*Problem statement*:
In this exercise, reproduce all the entries that follow exactly.

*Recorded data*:
+++

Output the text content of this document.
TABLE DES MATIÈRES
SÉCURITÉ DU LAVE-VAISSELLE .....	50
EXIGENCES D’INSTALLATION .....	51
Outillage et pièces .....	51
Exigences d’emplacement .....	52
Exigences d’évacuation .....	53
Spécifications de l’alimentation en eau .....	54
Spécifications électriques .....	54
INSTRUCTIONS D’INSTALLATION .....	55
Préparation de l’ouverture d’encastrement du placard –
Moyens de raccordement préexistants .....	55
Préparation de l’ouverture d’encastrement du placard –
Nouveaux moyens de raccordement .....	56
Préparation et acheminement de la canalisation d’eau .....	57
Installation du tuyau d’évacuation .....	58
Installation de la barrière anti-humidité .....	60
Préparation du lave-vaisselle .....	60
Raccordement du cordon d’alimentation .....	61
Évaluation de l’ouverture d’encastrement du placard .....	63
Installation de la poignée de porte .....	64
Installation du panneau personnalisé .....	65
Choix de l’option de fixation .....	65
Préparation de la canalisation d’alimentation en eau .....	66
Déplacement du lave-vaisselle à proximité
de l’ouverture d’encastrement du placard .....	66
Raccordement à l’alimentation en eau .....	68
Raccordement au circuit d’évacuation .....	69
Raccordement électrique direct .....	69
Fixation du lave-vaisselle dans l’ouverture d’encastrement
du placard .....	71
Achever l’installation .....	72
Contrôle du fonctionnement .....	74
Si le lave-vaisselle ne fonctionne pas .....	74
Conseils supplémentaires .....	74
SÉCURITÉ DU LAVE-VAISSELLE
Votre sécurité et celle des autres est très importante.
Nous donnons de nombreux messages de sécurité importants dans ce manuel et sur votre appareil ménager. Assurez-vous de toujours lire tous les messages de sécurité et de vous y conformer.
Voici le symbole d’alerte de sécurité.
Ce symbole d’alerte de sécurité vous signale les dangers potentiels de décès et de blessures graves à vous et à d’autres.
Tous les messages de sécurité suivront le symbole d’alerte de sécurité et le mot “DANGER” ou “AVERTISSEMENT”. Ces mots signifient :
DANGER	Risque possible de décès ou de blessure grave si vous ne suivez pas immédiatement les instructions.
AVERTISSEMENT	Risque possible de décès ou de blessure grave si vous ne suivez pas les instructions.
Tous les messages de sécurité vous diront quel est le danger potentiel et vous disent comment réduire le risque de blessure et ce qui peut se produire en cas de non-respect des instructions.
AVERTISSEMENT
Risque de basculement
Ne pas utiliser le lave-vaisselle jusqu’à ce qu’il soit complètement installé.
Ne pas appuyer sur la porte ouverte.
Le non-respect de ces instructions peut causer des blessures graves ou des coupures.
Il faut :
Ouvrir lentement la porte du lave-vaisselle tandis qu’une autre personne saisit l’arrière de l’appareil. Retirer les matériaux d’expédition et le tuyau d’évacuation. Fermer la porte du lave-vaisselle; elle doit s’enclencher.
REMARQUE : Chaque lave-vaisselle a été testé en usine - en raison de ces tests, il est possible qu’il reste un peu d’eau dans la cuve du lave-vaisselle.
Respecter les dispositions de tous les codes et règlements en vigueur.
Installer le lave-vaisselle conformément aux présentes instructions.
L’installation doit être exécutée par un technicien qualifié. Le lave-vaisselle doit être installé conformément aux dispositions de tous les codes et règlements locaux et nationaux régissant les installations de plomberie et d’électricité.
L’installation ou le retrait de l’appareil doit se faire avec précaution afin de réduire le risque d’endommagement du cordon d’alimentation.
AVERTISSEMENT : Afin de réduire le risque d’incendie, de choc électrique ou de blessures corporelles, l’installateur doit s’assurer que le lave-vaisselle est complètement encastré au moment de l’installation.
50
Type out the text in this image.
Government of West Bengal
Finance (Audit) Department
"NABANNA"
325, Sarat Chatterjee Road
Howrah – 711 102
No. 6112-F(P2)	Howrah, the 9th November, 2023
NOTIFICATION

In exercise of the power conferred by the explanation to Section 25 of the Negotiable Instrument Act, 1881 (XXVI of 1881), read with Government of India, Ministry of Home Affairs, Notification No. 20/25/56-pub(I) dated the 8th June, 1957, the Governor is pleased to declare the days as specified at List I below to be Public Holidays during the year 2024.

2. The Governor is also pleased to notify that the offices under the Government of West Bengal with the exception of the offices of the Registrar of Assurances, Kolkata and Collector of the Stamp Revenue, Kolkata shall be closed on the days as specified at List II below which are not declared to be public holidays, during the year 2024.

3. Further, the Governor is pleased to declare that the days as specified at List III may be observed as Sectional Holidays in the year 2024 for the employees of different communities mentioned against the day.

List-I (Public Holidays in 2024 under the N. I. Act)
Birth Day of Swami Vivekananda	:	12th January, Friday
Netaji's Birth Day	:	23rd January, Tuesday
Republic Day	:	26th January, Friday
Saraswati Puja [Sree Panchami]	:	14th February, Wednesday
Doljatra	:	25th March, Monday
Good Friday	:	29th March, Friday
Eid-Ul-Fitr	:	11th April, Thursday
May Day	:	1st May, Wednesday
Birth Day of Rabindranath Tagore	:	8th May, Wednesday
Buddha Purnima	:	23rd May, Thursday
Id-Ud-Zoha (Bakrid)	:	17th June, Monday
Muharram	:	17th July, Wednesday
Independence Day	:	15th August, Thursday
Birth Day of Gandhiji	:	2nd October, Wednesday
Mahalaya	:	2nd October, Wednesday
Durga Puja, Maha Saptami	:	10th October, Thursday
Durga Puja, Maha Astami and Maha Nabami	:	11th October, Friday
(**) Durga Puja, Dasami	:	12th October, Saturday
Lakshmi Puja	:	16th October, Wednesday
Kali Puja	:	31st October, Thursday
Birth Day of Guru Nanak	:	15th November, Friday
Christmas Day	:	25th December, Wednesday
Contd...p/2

+++

*Answer in full*:
Output the text content of this document.
TABLE DES MATIÈRES
SÉCURITÉ DU LAVE-VAISSELLE .....	50
EXIGENCES D’INSTALLATION .....	51
Outillage et pièces .....	51
Exigences d’emplacement .....	52
Exigences d’évacuation .....	53
Spécifications de l’alimentation en eau .....	54
Spécifications électriques .....	54
INSTRUCTIONS D’INSTALLATION .....	55
Préparation de l’ouverture d’encastrement du placard –
Moyens de raccordement préexistants .....	55
Préparation de l’ouverture d’encastrement du placard –
Nouveaux moyens de raccordement .....	56
Préparation et acheminement de la canalisation d’eau .....	57
Installation du tuyau d’évacuation .....	58
Installation de la barrière anti-humidité .....	60
Préparation du lave-vaisselle .....	60
Raccordement du cordon d’alimentation .....	61
Évaluation de l’ouverture d’encastrement du placard .....	63
Installation de la poignée de porte .....	64
Installation du panneau personnalisé .....	65
Choix de l’option de fixation .....	65
Préparation de la canalisation d’alimentation en eau .....	66
Déplacement du lave-vaisselle à proximité
de l’ouverture d’encastrement du placard .....	66
Raccordement à l’alimentation en eau .....	68
Raccordement au circuit d’évacuation .....	69
Raccordement électrique direct .....	69
Fixation du lave-vaisselle dans l’ouverture d’encastrement
du placard .....	71
Achever l’installation .....	72
Contrôle du fonctionnement .....	74
Si le lave-vaisselle ne fonctionne pas .....	74
Conseils supplémentaires .....	74
SÉCURITÉ DU LAVE-VAISSELLE
Votre sécurité et celle des autres est très importante.
Nous donnons de nombreux messages de sécurité importants dans ce manuel et sur votre appareil ménager. Assurez-vous de toujours lire tous les messages de sécurité et de vous y conformer.
Voici le symbole d’alerte de sécurité.
Ce symbole d’alerte de sécurité vous signale les dangers potentiels de décès et de blessures graves à vous et à d’autres.
Tous les messages de sécurité suivront le symbole d’alerte de sécurité et le mot “DANGER” ou “AVERTISSEMENT”. Ces mots signifient :
DANGER	Risque possible de décès ou de blessure grave si vous ne suivez pas immédiatement les instructions.
AVERTISSEMENT	Risque possible de décès ou de blessure grave si vous ne suivez pas les instructions.
Tous les messages de sécurité vous diront quel est le danger potentiel et vous disent comment réduire le risque de blessure et ce qui peut se produire en cas de non-respect des instructions.
AVERTISSEMENT
Risque de basculement
Ne pas utiliser le lave-vaisselle jusqu’à ce qu’il soit complètement installé.
Ne pas appuyer sur la porte ouverte.
Le non-respect de ces instructions peut causer des blessures graves ou des coupures.
Il faut :
Ouvrir lentement la porte du lave-vaisselle tandis qu’une autre personne saisit l’arrière de l’appareil. Retirer les matériaux d’expédition et le tuyau d’évacuation. Fermer la porte du lave-vaisselle; elle doit s’enclencher.
REMARQUE : Chaque lave-vaisselle a été testé en usine - en raison de ces tests, il est possible qu’il reste un peu d’eau dans la cuve du lave-vaisselle.
Respecter les dispositions de tous les codes et règlements en vigueur.
Installer le lave-vaisselle conformément aux présentes instructions.
L’installation doit être exécutée par un technicien qualifié. Le lave-vaisselle doit être installé conformément aux dispositions de tous les codes et règlements locaux et nationaux régissant les installations de plomberie et d’électricité.
L’installation ou le retrait de l’appareil doit se faire avec précaution afin de réduire le risque d’endommagement du cordon d’alimentation.
AVERTISSEMENT : Afin de réduire le risque d’incendie, de choc électrique ou de blessures corporelles, l’installateur doit s’assurer que le lave-vaisselle est complètement encastré au moment de l’installation.
50
Type out the text in this image.
Government of West Bengal
Finance (Audit) Department
"NABANNA"
325, Sarat Chatterjee Road
Howrah – 711 102
No. 6112-F(P2)	Howrah, the 9th November, 2023
NOTIFICATION

In exercise of the power conferred by the explanation to Section 25 of the Negotiable Instrument Act, 1881 (XXVI of 1881), read with Government of India, Ministry of Home Affairs, Notification No. 20/25/56-pub(I) dated the 8th June, 1957, the Governor is pleased to declare the days as specified at List I below to be Public Holidays during the year 2024.

2. The Governor is also pleased to notify that the offices under the Government of West Bengal with the exception of the offices of the Registrar of Assurances, Kolkata and Collector of the Stamp Revenue, Kolkata shall be closed on the days as specified at List II below which are not declared to be public holidays, during the year 2024.

3. Further, the Governor is pleased to declare that the days as specified at List III may be observed as Sectional Holidays in the year 2024 for the employees of different communities mentioned against the day.

List-I (Public Holidays in 2024 under the N. I. Act)
Birth Day of Swami Vivekananda	:	12th January, Friday
Netaji's Birth Day	:	23rd January, Tuesday
Republic Day	:	26th January, Friday
Saraswati Puja [Sree Panchami]	:	14th February, Wednesday
Doljatra	:	25th March, Monday
Good Friday	:	29th March, Friday
Eid-Ul-Fitr	:	11th April, Thursday
May Day	:	1st May, Wednesday
Birth Day of Rabindranath Tagore	:	8th May, Wednesday
Buddha Purnima	:	23rd May, Thursday
Id-Ud-Zoha (Bakrid)	:	17th June, Monday
Muharram	:	17th July, Wednesday
Independence Day	:	15th August, Thursday
Birth Day of Gandhiji	:	2nd October, Wednesday
Mahalaya	:	2nd October, Wednesday
Durga Puja, Maha Saptami	:	10th October, Thursday
Durga Puja, Maha Astami and Maha Nabami	:	11th October, Friday
(**) Durga Puja, Dasami	:	12th October, Saturday
Lakshmi Puja	:	16th October, Wednesday
Kali Puja	:	31st October, Thursday
Birth Day of Guru Nanak	:	15th November, Friday
Christmas Day	:	25th December, Wednesday
Contd...p/2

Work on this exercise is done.